Short task >> Make an exact copy of the data below, leaving out every picture.

Listed entries >>
****************************************
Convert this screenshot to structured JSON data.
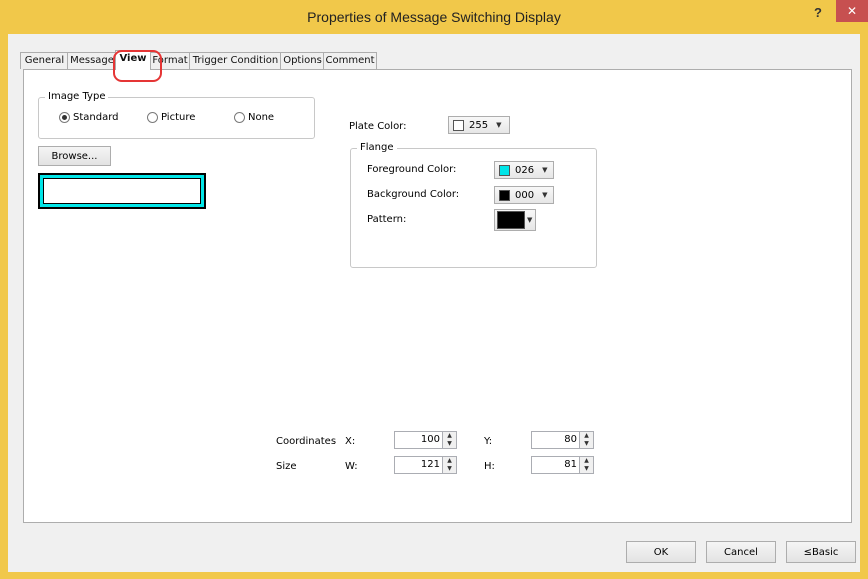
{
  "window": {
    "title": "Properties of Message Switching Display",
    "help_label": "?",
    "close_label": "✕"
  },
  "tabs": [
    "General",
    "Message",
    "View",
    "Format",
    "Trigger Condition",
    "Options",
    "Comment"
  ],
  "active_tab": "View",
  "image_type": {
    "group_label": "Image Type",
    "options": [
      {
        "label": "Standard",
        "selected": true
      },
      {
        "label": "Picture",
        "selected": false
      },
      {
        "label": "None",
        "selected": false
      }
    ]
  },
  "browse_label": "Browse...",
  "plate_color": {
    "label": "Plate Color:",
    "value": "255",
    "swatch": "#ffffff"
  },
  "flange": {
    "group_label": "Flange",
    "foreground": {
      "label": "Foreground Color:",
      "value": "026",
      "swatch": "#00e5e8"
    },
    "background": {
      "label": "Background Color:",
      "value": "000",
      "swatch": "#000000"
    },
    "pattern": {
      "label": "Pattern:",
      "swatch": "#000000"
    }
  },
  "coordinates": {
    "label": "Coordinates",
    "x_label": "X:",
    "x": "100",
    "y_label": "Y:",
    "y": "80"
  },
  "size": {
    "label": "Size",
    "w_label": "W:",
    "w": "121",
    "h_label": "H:",
    "h": "81"
  },
  "buttons": {
    "ok": "OK",
    "cancel": "Cancel",
    "basic": "≤Basic"
  },
  "colors": {
    "title_bar": "#f1c84a",
    "close": "#c75050",
    "highlight": "#e53535"
  }
}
****************************************
Solved exercise >>
Convert this screenshot to structured JSON data.
{
  "window": {
    "title": "Properties of Message Switching Display",
    "help_label": "?",
    "close_label": "✕"
  },
  "tabs": [
    "General",
    "Message",
    "View",
    "Format",
    "Trigger Condition",
    "Options",
    "Comment"
  ],
  "active_tab": "View",
  "image_type": {
    "group_label": "Image Type",
    "options": [
      {
        "label": "Standard",
        "selected": true
      },
      {
        "label": "Picture",
        "selected": false
      },
      {
        "label": "None",
        "selected": false
      }
    ]
  },
  "browse_label": "Browse...",
  "plate_color": {
    "label": "Plate Color:",
    "value": "255",
    "swatch": "#ffffff"
  },
  "flange": {
    "group_label": "Flange",
    "foreground": {
      "label": "Foreground Color:",
      "value": "026",
      "swatch": "#00e5e8"
    },
    "background": {
      "label": "Background Color:",
      "value": "000",
      "swatch": "#000000"
    },
    "pattern": {
      "label": "Pattern:",
      "swatch": "#000000"
    }
  },
  "coordinates": {
    "label": "Coordinates",
    "x_label": "X:",
    "x": "100",
    "y_label": "Y:",
    "y": "80"
  },
  "size": {
    "label": "Size",
    "w_label": "W:",
    "w": "121",
    "h_label": "H:",
    "h": "81"
  },
  "buttons": {
    "ok": "OK",
    "cancel": "Cancel",
    "basic": "≤Basic"
  },
  "colors": {
    "title_bar": "#f1c84a",
    "close": "#c75050",
    "highlight": "#e53535"
  }
}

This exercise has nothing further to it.